Short task
Copy out exactly the lines from the one containing "Read out every word on this page." through the end of the records, and no pictures.

Data records

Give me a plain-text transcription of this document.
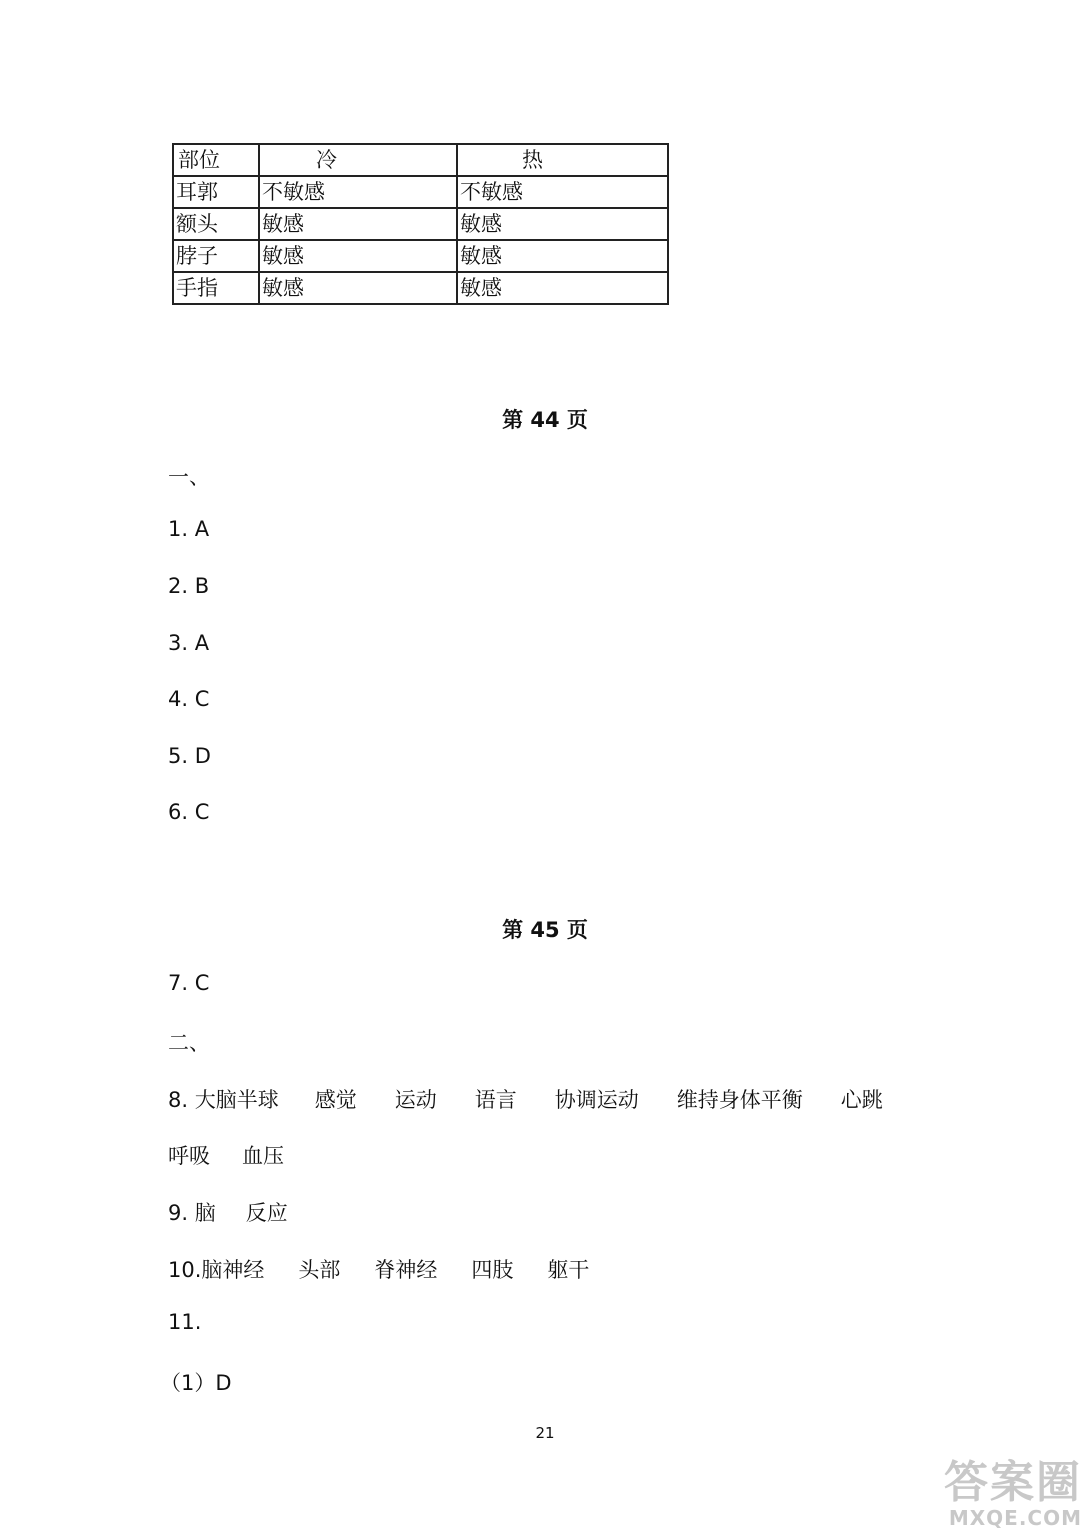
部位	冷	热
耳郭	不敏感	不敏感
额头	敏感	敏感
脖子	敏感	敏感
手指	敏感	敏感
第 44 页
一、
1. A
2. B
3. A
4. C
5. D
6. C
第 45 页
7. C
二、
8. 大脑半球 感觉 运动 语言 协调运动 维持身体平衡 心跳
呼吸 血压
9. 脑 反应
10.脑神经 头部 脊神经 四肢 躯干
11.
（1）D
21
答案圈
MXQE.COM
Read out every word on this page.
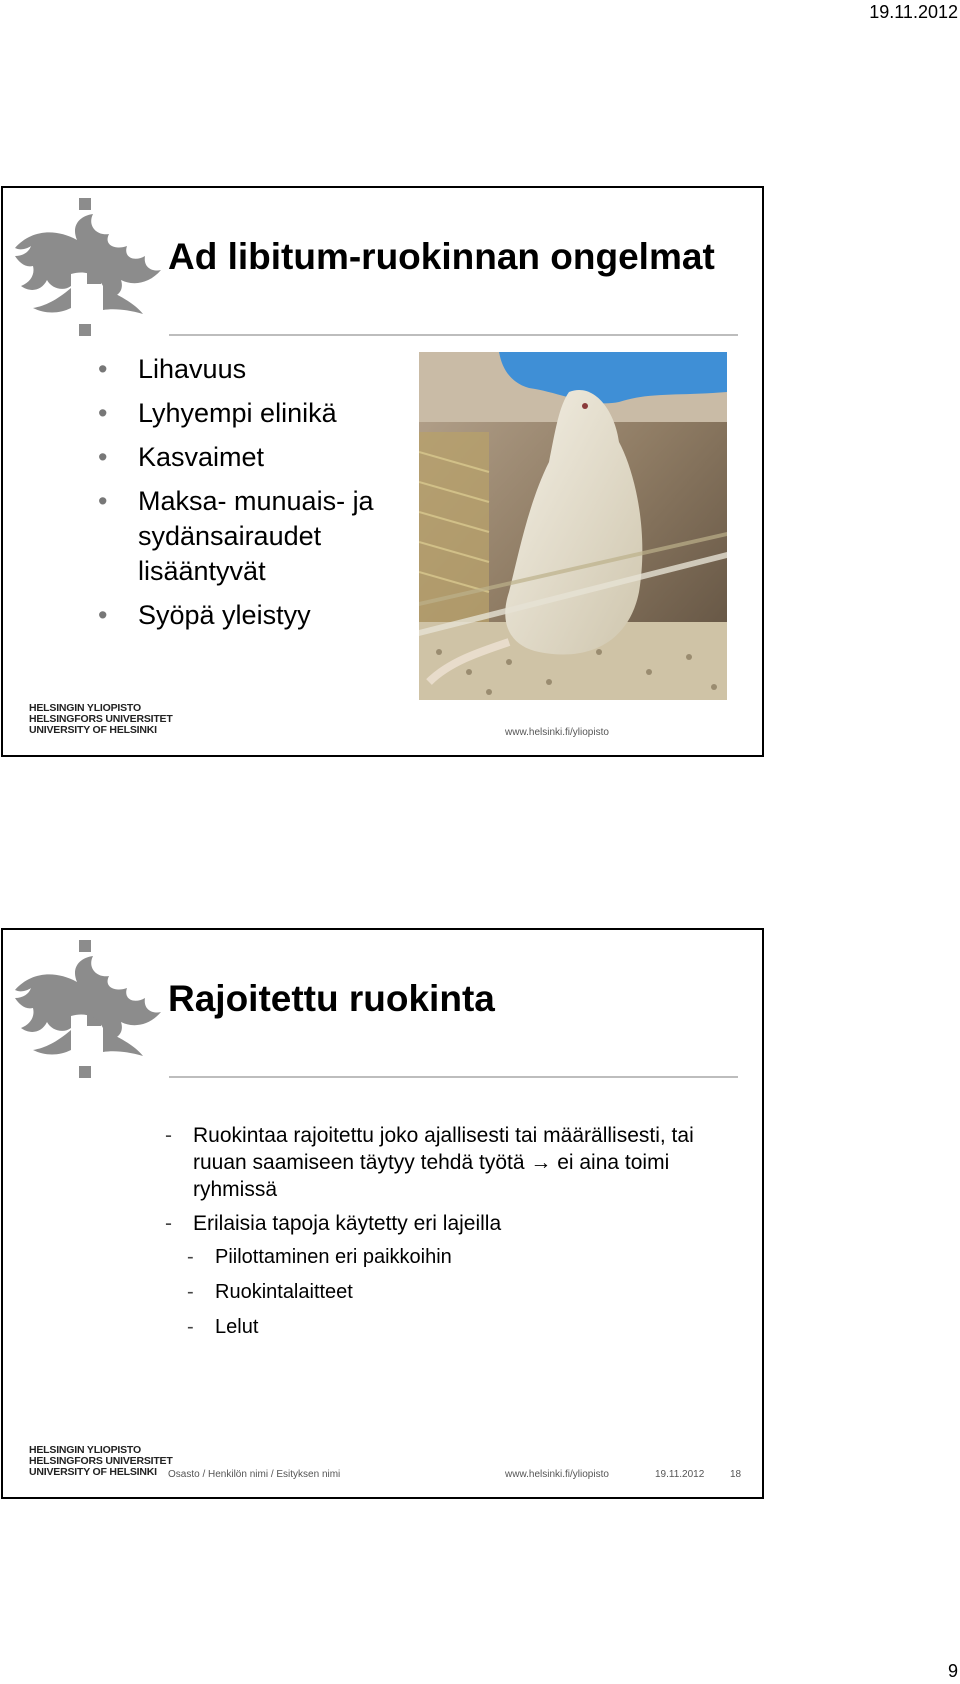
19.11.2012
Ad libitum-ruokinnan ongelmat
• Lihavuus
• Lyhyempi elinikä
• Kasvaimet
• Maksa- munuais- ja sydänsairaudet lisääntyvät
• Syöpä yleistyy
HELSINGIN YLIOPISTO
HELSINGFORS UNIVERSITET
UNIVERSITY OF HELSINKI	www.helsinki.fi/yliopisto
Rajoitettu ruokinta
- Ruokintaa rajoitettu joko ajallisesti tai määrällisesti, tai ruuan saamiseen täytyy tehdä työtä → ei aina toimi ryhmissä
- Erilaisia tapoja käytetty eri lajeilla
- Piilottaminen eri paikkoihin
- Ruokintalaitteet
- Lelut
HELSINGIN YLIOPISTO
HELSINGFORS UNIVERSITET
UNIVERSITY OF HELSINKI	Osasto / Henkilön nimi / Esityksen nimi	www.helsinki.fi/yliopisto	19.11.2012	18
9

Output for this exercise
Read out every word on this page.
19.11.2012
Ad libitum-ruokinnan ongelmat
• Lihavuus
• Lyhyempi elinikä
• Kasvaimet
• Maksa- munuais- ja sydänsairaudet lisääntyvät
• Syöpä yleistyy
HELSINGIN YLIOPISTO
HELSINGFORS UNIVERSITET
UNIVERSITY OF HELSINKI	www.helsinki.fi/yliopisto
Rajoitettu ruokinta
- Ruokintaa rajoitettu joko ajallisesti tai määrällisesti, tai ruuan saamiseen täytyy tehdä työtä → ei aina toimi ryhmissä
- Erilaisia tapoja käytetty eri lajeilla
- Piilottaminen eri paikkoihin
- Ruokintalaitteet
- Lelut
HELSINGIN YLIOPISTO
HELSINGFORS UNIVERSITET
UNIVERSITY OF HELSINKI	Osasto / Henkilön nimi / Esityksen nimi	www.helsinki.fi/yliopisto	19.11.2012	18
9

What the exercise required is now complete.